* _WHAT YOU ARE ASKED TO DO_: Please write out the material below exactly as given.

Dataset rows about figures
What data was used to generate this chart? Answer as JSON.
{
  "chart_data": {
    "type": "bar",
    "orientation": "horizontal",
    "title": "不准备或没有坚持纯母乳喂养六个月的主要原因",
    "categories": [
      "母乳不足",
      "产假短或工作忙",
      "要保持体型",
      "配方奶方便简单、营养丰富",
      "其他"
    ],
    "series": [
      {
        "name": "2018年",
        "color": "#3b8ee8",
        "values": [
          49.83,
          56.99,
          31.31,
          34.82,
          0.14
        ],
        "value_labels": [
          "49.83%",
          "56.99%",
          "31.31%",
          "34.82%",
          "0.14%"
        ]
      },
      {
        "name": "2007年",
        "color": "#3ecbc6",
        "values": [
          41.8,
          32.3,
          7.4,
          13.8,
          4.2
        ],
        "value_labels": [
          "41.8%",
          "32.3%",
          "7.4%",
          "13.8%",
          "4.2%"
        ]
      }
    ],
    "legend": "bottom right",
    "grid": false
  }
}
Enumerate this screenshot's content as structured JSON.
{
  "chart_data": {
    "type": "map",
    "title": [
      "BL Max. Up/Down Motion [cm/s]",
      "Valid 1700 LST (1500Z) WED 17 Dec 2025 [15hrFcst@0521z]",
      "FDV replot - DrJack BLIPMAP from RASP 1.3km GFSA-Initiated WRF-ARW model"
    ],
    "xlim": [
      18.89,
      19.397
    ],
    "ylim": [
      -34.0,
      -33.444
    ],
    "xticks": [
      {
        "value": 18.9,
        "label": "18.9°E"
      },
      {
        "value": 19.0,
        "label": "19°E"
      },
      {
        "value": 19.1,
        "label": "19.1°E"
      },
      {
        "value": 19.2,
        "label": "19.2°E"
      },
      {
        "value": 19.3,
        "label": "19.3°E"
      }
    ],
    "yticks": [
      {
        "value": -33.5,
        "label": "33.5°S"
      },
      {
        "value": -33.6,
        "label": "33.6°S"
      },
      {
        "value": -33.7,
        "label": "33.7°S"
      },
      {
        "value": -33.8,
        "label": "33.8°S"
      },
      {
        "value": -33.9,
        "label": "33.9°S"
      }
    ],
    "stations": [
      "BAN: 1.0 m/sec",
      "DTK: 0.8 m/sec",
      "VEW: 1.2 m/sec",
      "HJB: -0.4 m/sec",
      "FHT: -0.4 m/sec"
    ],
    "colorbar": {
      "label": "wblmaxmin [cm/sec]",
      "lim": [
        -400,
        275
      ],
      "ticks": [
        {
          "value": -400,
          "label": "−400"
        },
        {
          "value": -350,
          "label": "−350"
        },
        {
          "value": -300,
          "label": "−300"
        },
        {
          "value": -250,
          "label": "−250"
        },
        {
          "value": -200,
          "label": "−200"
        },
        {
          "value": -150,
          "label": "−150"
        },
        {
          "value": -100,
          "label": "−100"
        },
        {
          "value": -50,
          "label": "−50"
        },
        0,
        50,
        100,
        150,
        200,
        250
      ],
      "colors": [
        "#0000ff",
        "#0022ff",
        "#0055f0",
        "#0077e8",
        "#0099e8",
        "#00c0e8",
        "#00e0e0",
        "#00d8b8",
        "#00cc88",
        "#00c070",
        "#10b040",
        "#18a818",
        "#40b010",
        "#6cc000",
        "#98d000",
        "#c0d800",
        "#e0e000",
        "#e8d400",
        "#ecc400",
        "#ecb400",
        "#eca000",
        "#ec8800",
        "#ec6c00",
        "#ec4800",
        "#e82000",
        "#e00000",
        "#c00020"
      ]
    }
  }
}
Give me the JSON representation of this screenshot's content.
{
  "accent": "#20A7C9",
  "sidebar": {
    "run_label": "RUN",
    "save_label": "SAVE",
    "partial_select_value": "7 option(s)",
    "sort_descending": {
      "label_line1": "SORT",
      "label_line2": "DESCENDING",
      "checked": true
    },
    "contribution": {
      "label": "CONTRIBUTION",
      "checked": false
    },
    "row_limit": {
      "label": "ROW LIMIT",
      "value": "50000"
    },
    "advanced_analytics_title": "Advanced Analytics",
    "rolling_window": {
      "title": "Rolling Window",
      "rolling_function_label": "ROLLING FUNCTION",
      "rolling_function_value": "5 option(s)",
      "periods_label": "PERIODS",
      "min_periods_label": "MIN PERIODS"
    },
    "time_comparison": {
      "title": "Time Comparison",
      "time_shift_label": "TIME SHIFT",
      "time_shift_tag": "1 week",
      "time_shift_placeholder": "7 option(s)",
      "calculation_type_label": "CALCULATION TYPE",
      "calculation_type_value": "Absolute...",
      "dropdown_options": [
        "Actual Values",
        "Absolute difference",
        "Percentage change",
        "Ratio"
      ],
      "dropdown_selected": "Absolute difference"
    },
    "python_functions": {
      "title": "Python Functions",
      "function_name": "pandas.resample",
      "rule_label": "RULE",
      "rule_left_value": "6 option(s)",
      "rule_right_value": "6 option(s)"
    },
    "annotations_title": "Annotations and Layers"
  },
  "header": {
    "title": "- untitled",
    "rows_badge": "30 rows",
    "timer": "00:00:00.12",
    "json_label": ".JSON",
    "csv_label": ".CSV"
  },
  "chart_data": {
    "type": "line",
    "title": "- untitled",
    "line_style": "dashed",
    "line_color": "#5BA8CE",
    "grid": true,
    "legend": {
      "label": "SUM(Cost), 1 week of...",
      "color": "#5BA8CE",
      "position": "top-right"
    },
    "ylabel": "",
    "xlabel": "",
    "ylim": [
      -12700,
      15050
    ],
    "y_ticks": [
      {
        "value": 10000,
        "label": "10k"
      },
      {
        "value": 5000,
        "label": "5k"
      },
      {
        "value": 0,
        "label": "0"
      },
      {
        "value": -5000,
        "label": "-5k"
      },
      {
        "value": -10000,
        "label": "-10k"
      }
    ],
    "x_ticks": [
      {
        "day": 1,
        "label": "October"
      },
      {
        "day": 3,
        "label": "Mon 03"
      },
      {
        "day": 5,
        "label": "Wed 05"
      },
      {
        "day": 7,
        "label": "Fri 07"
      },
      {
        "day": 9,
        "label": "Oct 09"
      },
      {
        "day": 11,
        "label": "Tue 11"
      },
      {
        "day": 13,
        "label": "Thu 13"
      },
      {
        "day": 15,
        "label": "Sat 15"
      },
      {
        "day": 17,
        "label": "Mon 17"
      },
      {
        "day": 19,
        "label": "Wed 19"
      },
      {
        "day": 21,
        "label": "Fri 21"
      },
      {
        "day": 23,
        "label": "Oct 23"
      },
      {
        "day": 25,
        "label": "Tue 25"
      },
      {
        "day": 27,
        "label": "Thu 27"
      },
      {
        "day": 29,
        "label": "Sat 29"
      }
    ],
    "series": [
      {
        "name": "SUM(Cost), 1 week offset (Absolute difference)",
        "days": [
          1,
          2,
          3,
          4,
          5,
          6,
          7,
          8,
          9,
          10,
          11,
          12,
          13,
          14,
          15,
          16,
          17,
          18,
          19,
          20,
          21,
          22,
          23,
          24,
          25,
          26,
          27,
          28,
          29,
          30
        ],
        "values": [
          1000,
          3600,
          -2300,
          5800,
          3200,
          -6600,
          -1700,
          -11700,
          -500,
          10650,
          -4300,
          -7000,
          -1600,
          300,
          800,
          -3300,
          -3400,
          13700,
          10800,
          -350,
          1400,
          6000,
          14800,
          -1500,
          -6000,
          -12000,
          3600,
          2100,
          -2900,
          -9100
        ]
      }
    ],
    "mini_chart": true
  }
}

* _EXERCISE ANSWER_:
What data was used to generate this chart? Answer as JSON.
{
  "chart_data": {
    "type": "bar",
    "orientation": "horizontal",
    "title": "不准备或没有坚持纯母乳喂养六个月的主要原因",
    "categories": [
      "母乳不足",
      "产假短或工作忙",
      "要保持体型",
      "配方奶方便简单、营养丰富",
      "其他"
    ],
    "series": [
      {
        "name": "2018年",
        "color": "#3b8ee8",
        "values": [
          49.83,
          56.99,
          31.31,
          34.82,
          0.14
        ],
        "value_labels": [
          "49.83%",
          "56.99%",
          "31.31%",
          "34.82%",
          "0.14%"
        ]
      },
      {
        "name": "2007年",
        "color": "#3ecbc6",
        "values": [
          41.8,
          32.3,
          7.4,
          13.8,
          4.2
        ],
        "value_labels": [
          "41.8%",
          "32.3%",
          "7.4%",
          "13.8%",
          "4.2%"
        ]
      }
    ],
    "legend": "bottom right",
    "grid": false
  }
}
Enumerate this screenshot's content as structured JSON.
{
  "chart_data": {
    "type": "map",
    "title": [
      "BL Max. Up/Down Motion [cm/s]",
      "Valid 1700 LST (1500Z) WED 17 Dec 2025 [15hrFcst@0521z]",
      "FDV replot - DrJack BLIPMAP from RASP 1.3km GFSA-Initiated WRF-ARW model"
    ],
    "xlim": [
      18.89,
      19.397
    ],
    "ylim": [
      -34.0,
      -33.444
    ],
    "xticks": [
      {
        "value": 18.9,
        "label": "18.9°E"
      },
      {
        "value": 19.0,
        "label": "19°E"
      },
      {
        "value": 19.1,
        "label": "19.1°E"
      },
      {
        "value": 19.2,
        "label": "19.2°E"
      },
      {
        "value": 19.3,
        "label": "19.3°E"
      }
    ],
    "yticks": [
      {
        "value": -33.5,
        "label": "33.5°S"
      },
      {
        "value": -33.6,
        "label": "33.6°S"
      },
      {
        "value": -33.7,
        "label": "33.7°S"
      },
      {
        "value": -33.8,
        "label": "33.8°S"
      },
      {
        "value": -33.9,
        "label": "33.9°S"
      }
    ],
    "stations": [
      "BAN: 1.0 m/sec",
      "DTK: 0.8 m/sec",
      "VEW: 1.2 m/sec",
      "HJB: -0.4 m/sec",
      "FHT: -0.4 m/sec"
    ],
    "colorbar": {
      "label": "wblmaxmin [cm/sec]",
      "lim": [
        -400,
        275
      ],
      "ticks": [
        {
          "value": -400,
          "label": "−400"
        },
        {
          "value": -350,
          "label": "−350"
        },
        {
          "value": -300,
          "label": "−300"
        },
        {
          "value": -250,
          "label": "−250"
        },
        {
          "value": -200,
          "label": "−200"
        },
        {
          "value": -150,
          "label": "−150"
        },
        {
          "value": -100,
          "label": "−100"
        },
        {
          "value": -50,
          "label": "−50"
        },
        0,
        50,
        100,
        150,
        200,
        250
      ],
      "colors": [
        "#0000ff",
        "#0022ff",
        "#0055f0",
        "#0077e8",
        "#0099e8",
        "#00c0e8",
        "#00e0e0",
        "#00d8b8",
        "#00cc88",
        "#00c070",
        "#10b040",
        "#18a818",
        "#40b010",
        "#6cc000",
        "#98d000",
        "#c0d800",
        "#e0e000",
        "#e8d400",
        "#ecc400",
        "#ecb400",
        "#eca000",
        "#ec8800",
        "#ec6c00",
        "#ec4800",
        "#e82000",
        "#e00000",
        "#c00020"
      ]
    }
  }
}
Give me the JSON representation of this screenshot's content.
{
  "accent": "#20A7C9",
  "sidebar": {
    "run_label": "RUN",
    "save_label": "SAVE",
    "partial_select_value": "7 option(s)",
    "sort_descending": {
      "label_line1": "SORT",
      "label_line2": "DESCENDING",
      "checked": true
    },
    "contribution": {
      "label": "CONTRIBUTION",
      "checked": false
    },
    "row_limit": {
      "label": "ROW LIMIT",
      "value": "50000"
    },
    "advanced_analytics_title": "Advanced Analytics",
    "rolling_window": {
      "title": "Rolling Window",
      "rolling_function_label": "ROLLING FUNCTION",
      "rolling_function_value": "5 option(s)",
      "periods_label": "PERIODS",
      "min_periods_label": "MIN PERIODS"
    },
    "time_comparison": {
      "title": "Time Comparison",
      "time_shift_label": "TIME SHIFT",
      "time_shift_tag": "1 week",
      "time_shift_placeholder": "7 option(s)",
      "calculation_type_label": "CALCULATION TYPE",
      "calculation_type_value": "Absolute...",
      "dropdown_options": [
        "Actual Values",
        "Absolute difference",
        "Percentage change",
        "Ratio"
      ],
      "dropdown_selected": "Absolute difference"
    },
    "python_functions": {
      "title": "Python Functions",
      "function_name": "pandas.resample",
      "rule_label": "RULE",
      "rule_left_value": "6 option(s)",
      "rule_right_value": "6 option(s)"
    },
    "annotations_title": "Annotations and Layers"
  },
  "header": {
    "title": "- untitled",
    "rows_badge": "30 rows",
    "timer": "00:00:00.12",
    "json_label": ".JSON",
    "csv_label": ".CSV"
  },
  "chart_data": {
    "type": "line",
    "title": "- untitled",
    "line_style": "dashed",
    "line_color": "#5BA8CE",
    "grid": true,
    "legend": {
      "label": "SUM(Cost), 1 week of...",
      "color": "#5BA8CE",
      "position": "top-right"
    },
    "ylabel": "",
    "xlabel": "",
    "ylim": [
      -12700,
      15050
    ],
    "y_ticks": [
      {
        "value": 10000,
        "label": "10k"
      },
      {
        "value": 5000,
        "label": "5k"
      },
      {
        "value": 0,
        "label": "0"
      },
      {
        "value": -5000,
        "label": "-5k"
      },
      {
        "value": -10000,
        "label": "-10k"
      }
    ],
    "x_ticks": [
      {
        "day": 1,
        "label": "October"
      },
      {
        "day": 3,
        "label": "Mon 03"
      },
      {
        "day": 5,
        "label": "Wed 05"
      },
      {
        "day": 7,
        "label": "Fri 07"
      },
      {
        "day": 9,
        "label": "Oct 09"
      },
      {
        "day": 11,
        "label": "Tue 11"
      },
      {
        "day": 13,
        "label": "Thu 13"
      },
      {
        "day": 15,
        "label": "Sat 15"
      },
      {
        "day": 17,
        "label": "Mon 17"
      },
      {
        "day": 19,
        "label": "Wed 19"
      },
      {
        "day": 21,
        "label": "Fri 21"
      },
      {
        "day": 23,
        "label": "Oct 23"
      },
      {
        "day": 25,
        "label": "Tue 25"
      },
      {
        "day": 27,
        "label": "Thu 27"
      },
      {
        "day": 29,
        "label": "Sat 29"
      }
    ],
    "series": [
      {
        "name": "SUM(Cost), 1 week offset (Absolute difference)",
        "days": [
          1,
          2,
          3,
          4,
          5,
          6,
          7,
          8,
          9,
          10,
          11,
          12,
          13,
          14,
          15,
          16,
          17,
          18,
          19,
          20,
          21,
          22,
          23,
          24,
          25,
          26,
          27,
          28,
          29,
          30
        ],
        "values": [
          1000,
          3600,
          -2300,
          5800,
          3200,
          -6600,
          -1700,
          -11700,
          -500,
          10650,
          -4300,
          -7000,
          -1600,
          300,
          800,
          -3300,
          -3400,
          13700,
          10800,
          -350,
          1400,
          6000,
          14800,
          -1500,
          -6000,
          -12000,
          3600,
          2100,
          -2900,
          -9100
        ]
      }
    ],
    "mini_chart": true
  }
}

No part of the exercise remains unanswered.